• Given instruction:
Below are records; count the lines that contain "JSON" and give only the total.

• Rows from a figure dataset:
○ ○ ○ ○ ○

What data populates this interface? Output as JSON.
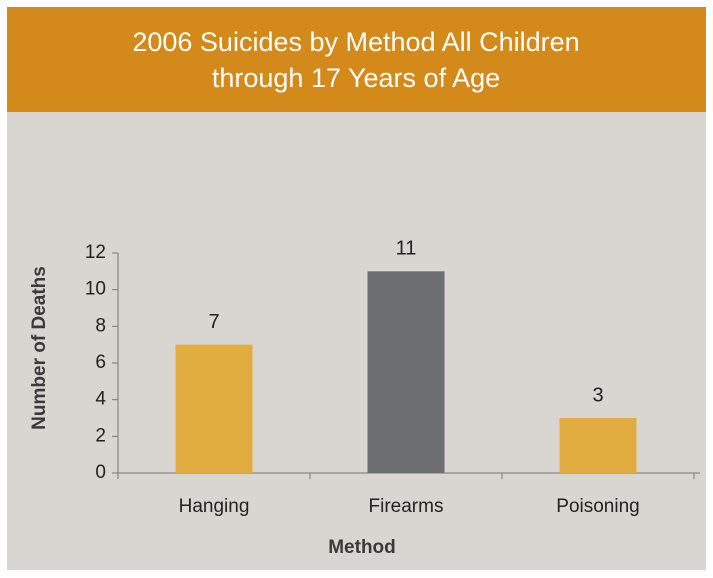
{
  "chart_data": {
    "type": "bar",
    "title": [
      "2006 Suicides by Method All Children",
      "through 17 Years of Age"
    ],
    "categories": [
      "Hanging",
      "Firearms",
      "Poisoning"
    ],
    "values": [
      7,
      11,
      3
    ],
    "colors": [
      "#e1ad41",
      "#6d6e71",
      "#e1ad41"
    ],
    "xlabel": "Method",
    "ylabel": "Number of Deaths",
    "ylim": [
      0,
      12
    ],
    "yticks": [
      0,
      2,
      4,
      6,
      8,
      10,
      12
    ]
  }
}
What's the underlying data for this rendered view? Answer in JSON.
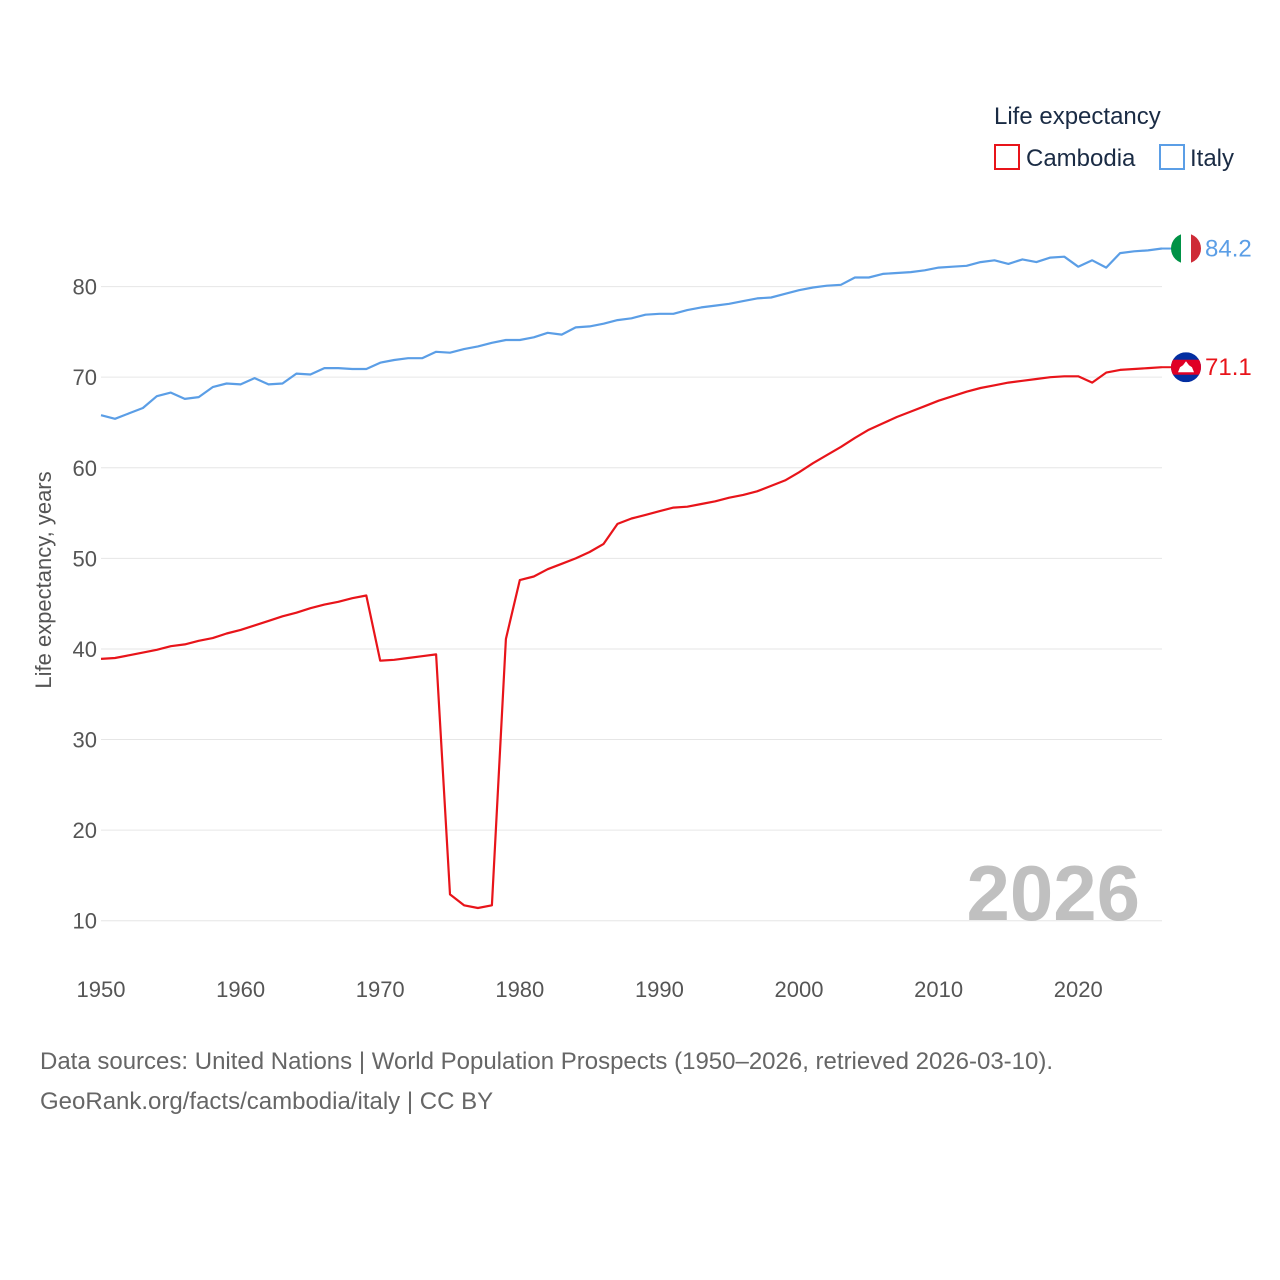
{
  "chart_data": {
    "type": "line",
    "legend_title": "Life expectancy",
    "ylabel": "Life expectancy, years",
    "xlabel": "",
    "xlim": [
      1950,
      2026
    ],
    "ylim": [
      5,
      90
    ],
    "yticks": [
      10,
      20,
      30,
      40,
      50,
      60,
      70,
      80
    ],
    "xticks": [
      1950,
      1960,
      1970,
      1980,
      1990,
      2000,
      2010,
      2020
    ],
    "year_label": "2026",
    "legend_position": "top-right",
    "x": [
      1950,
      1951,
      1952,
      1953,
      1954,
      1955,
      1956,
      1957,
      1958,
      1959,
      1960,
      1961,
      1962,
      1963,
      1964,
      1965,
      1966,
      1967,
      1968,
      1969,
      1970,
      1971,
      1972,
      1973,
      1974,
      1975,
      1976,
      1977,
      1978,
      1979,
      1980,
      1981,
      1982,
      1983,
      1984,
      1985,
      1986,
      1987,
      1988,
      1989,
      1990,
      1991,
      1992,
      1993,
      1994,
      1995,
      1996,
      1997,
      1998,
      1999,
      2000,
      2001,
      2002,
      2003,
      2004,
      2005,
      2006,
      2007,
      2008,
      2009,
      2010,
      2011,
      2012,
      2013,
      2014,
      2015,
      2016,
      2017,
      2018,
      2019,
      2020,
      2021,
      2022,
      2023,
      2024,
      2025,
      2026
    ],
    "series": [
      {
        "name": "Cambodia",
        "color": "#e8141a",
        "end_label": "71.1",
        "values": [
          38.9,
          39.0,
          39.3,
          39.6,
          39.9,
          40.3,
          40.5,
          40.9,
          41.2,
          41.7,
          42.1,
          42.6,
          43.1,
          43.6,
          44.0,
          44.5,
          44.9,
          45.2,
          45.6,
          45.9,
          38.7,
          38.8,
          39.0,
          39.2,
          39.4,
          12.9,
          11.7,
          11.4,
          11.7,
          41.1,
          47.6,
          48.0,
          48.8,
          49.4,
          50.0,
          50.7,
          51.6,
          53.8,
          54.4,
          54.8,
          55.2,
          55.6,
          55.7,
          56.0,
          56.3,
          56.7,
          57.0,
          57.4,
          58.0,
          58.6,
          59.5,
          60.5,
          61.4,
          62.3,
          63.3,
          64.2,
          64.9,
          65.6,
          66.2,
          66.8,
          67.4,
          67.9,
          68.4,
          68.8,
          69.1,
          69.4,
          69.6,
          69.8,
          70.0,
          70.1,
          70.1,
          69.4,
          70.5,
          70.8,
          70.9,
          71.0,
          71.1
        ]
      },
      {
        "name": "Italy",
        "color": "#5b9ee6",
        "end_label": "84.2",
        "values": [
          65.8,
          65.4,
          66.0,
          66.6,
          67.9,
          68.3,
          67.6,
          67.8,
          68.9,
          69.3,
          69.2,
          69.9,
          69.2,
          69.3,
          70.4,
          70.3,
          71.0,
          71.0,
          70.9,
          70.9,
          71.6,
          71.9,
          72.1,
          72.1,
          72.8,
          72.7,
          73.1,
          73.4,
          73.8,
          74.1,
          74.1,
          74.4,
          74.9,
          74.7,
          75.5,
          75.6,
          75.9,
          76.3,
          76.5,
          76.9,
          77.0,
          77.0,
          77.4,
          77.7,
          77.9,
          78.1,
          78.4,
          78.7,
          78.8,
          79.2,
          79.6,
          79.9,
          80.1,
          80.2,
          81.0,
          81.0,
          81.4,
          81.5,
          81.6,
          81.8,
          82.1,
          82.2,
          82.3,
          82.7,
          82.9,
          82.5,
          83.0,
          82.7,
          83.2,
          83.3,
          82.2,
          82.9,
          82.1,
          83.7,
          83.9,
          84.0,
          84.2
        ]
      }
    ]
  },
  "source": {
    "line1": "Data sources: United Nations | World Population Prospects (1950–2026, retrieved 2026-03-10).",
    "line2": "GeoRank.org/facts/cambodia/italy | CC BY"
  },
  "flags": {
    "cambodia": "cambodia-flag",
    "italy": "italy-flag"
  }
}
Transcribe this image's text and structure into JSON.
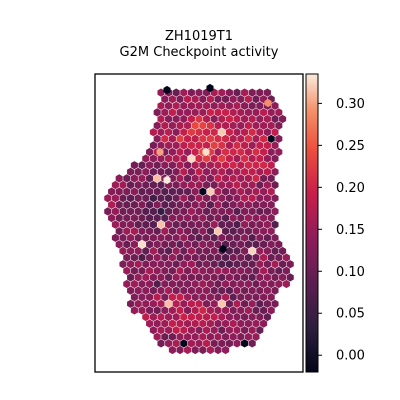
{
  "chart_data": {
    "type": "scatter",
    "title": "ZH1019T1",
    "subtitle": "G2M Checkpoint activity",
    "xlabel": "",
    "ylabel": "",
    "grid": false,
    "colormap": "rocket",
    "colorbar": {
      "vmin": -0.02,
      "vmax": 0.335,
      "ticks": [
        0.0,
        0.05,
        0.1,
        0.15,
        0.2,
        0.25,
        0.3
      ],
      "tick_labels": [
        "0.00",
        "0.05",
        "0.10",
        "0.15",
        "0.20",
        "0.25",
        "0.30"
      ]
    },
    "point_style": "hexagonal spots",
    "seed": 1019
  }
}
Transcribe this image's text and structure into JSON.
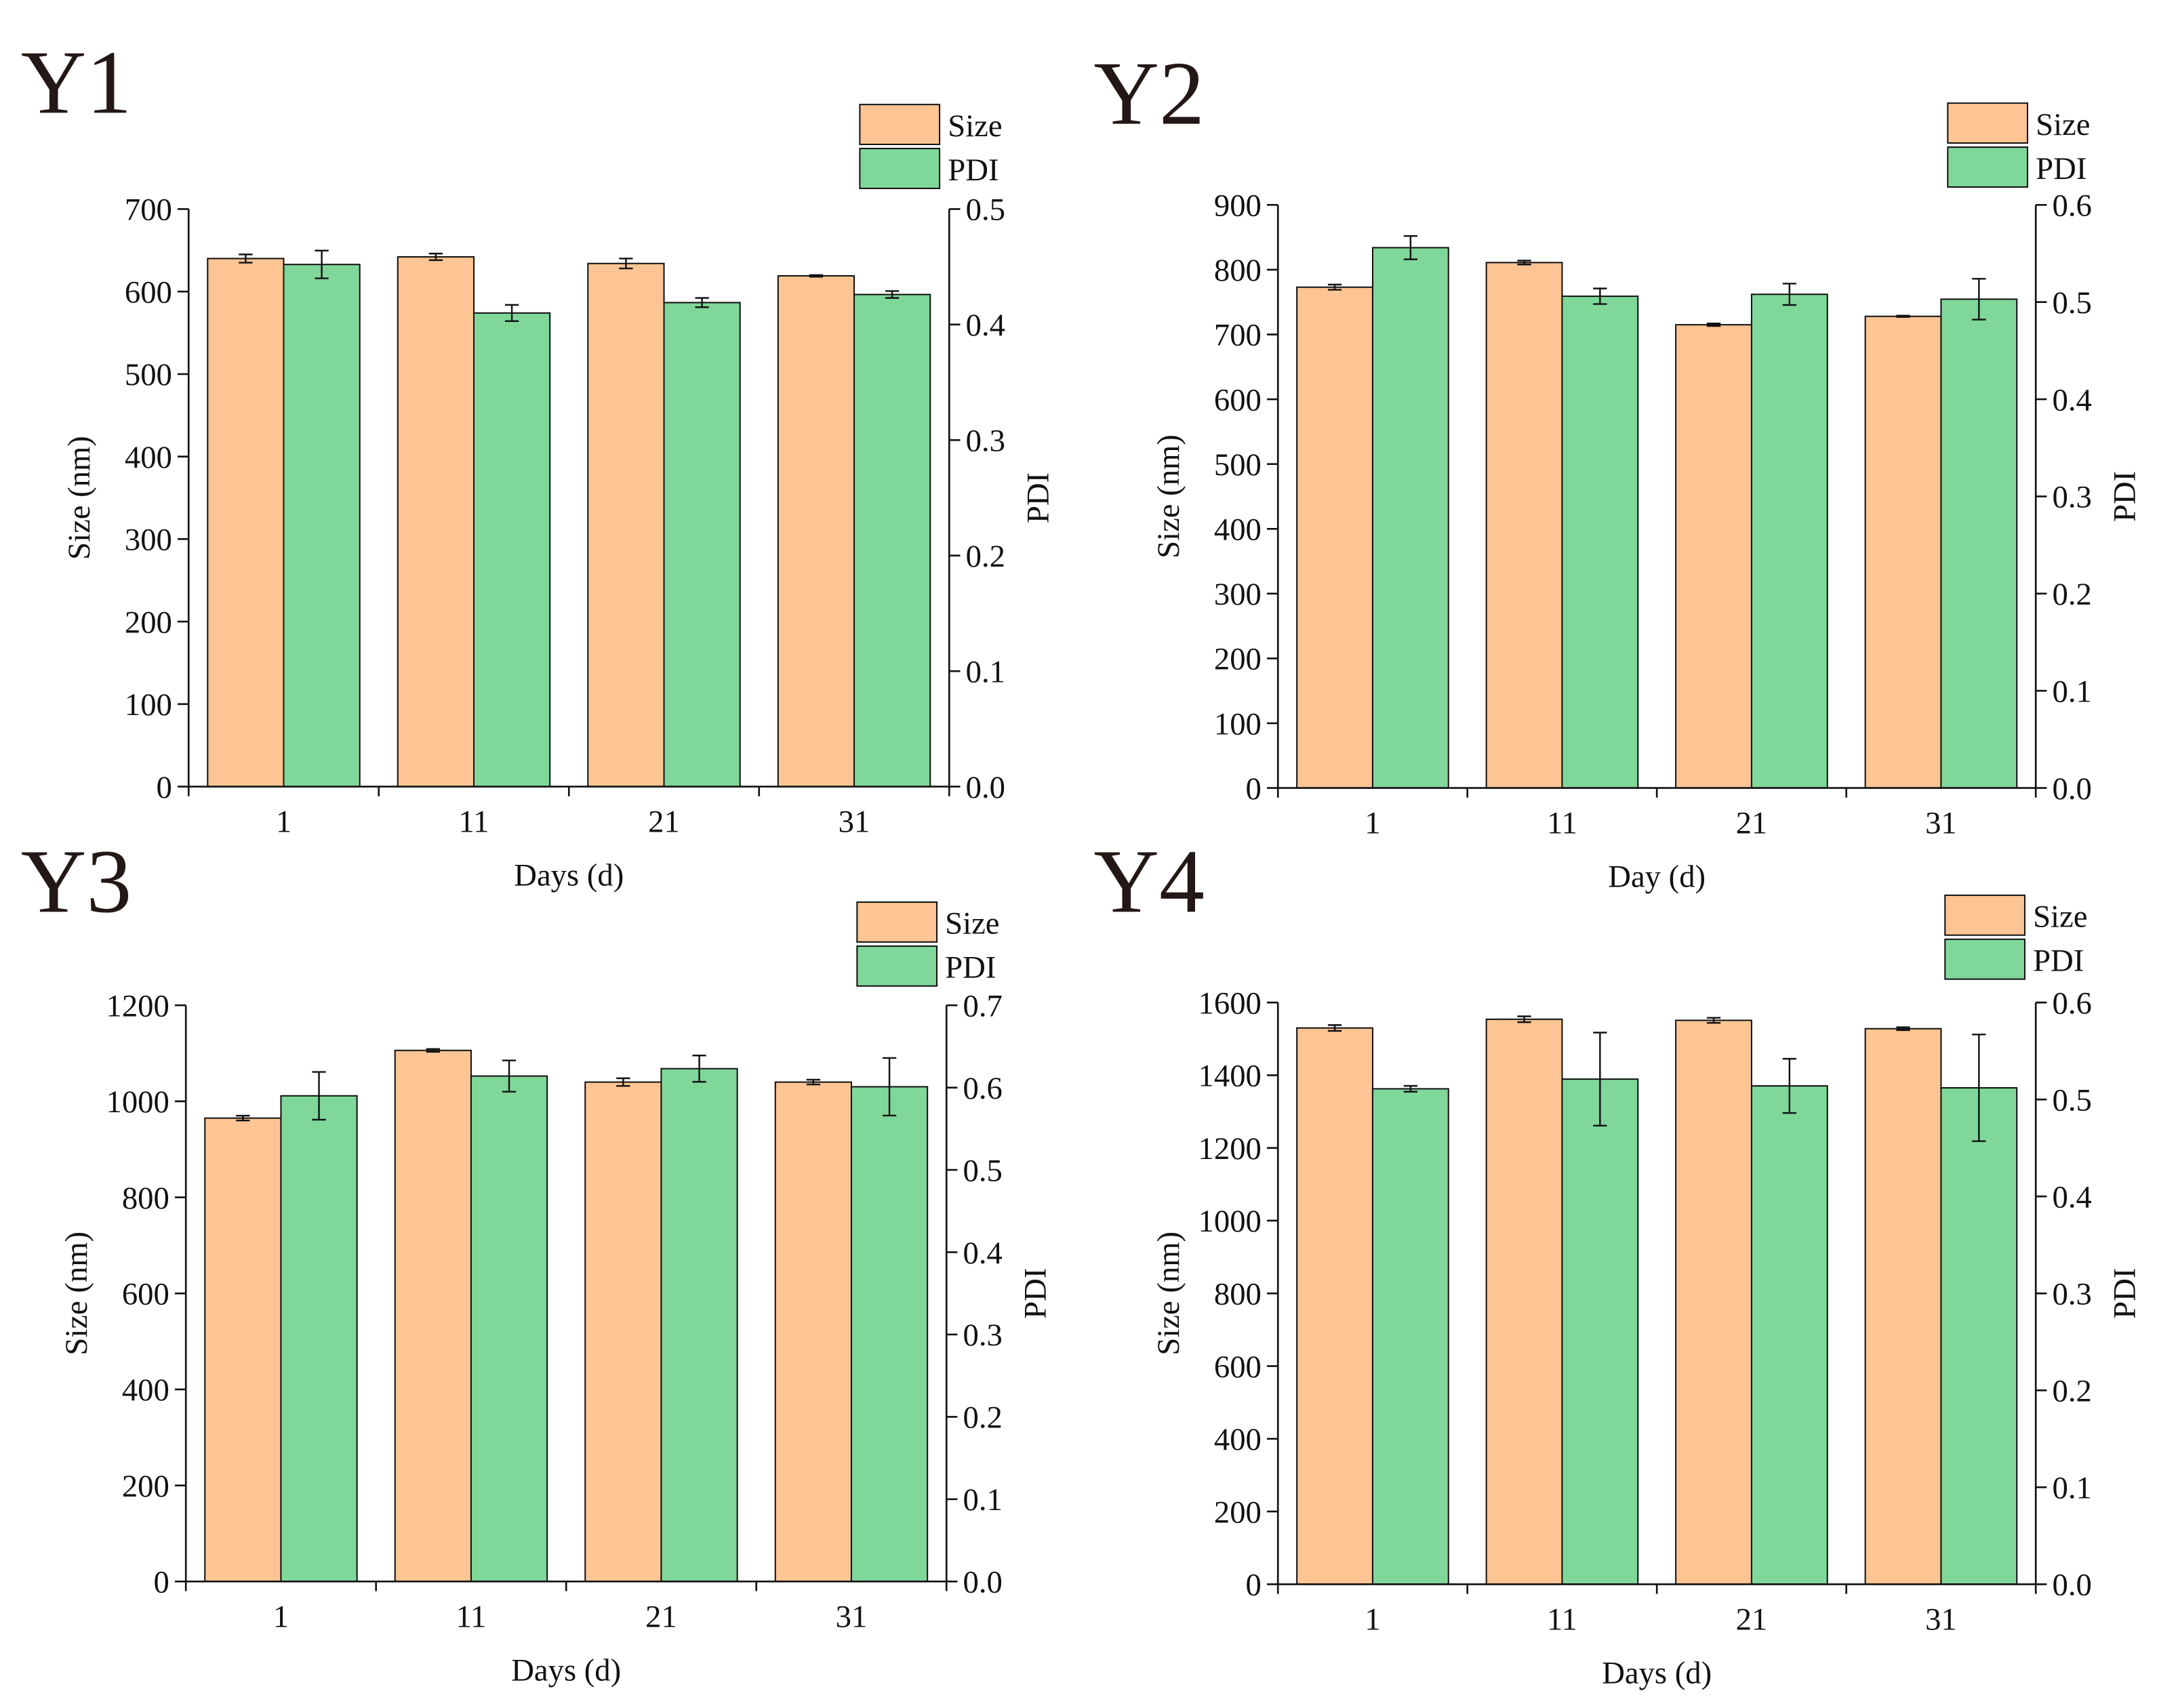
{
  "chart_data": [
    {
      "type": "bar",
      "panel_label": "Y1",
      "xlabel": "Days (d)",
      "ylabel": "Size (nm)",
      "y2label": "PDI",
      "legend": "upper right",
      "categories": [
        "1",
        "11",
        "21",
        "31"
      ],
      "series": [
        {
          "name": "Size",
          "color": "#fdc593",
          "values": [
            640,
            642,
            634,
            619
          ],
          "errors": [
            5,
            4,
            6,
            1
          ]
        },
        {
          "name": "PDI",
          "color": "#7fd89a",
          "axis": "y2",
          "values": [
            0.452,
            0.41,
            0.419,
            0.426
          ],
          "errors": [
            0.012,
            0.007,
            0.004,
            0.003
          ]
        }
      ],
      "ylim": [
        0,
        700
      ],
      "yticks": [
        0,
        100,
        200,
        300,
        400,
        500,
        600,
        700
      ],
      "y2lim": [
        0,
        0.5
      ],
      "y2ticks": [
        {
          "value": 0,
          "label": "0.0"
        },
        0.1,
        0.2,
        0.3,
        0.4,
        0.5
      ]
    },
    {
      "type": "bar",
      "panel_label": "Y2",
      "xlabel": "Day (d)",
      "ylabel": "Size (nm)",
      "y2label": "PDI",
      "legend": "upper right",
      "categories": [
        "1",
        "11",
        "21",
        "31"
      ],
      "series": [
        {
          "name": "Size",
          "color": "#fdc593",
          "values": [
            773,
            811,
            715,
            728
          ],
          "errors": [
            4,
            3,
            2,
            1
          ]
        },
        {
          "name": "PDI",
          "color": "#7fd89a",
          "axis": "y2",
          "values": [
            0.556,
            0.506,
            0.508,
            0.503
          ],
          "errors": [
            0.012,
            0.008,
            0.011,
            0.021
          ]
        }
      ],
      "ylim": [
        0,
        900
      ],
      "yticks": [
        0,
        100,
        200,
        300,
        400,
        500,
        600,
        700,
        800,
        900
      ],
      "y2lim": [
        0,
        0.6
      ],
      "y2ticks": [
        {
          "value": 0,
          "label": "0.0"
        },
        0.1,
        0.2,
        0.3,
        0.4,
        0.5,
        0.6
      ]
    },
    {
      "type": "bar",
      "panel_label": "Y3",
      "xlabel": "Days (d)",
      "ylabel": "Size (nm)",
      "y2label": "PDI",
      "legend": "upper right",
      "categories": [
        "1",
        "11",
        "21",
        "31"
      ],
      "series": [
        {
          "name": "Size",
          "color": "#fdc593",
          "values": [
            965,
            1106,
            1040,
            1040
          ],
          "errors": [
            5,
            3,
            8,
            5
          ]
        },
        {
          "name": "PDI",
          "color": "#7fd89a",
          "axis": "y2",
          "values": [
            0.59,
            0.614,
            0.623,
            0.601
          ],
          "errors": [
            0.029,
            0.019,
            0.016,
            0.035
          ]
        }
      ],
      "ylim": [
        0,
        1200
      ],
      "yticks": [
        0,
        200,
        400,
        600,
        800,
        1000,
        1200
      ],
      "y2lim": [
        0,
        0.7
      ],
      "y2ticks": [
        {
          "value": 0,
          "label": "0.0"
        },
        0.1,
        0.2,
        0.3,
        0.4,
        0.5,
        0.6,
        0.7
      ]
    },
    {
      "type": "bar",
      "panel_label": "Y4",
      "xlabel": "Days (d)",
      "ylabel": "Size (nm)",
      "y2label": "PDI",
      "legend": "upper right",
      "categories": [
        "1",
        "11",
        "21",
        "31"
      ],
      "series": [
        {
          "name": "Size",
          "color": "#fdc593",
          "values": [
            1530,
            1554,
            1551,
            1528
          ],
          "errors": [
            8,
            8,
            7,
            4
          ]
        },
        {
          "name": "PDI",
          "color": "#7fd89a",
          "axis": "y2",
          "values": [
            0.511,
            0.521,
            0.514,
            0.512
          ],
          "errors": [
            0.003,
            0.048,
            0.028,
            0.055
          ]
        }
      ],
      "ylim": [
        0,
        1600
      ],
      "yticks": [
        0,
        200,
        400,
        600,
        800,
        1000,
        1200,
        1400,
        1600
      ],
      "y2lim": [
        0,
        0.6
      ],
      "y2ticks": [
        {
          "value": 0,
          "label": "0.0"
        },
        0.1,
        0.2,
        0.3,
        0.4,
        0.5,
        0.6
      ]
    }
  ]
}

○ ○ ○ ○ ○

• Result for this exercise:
4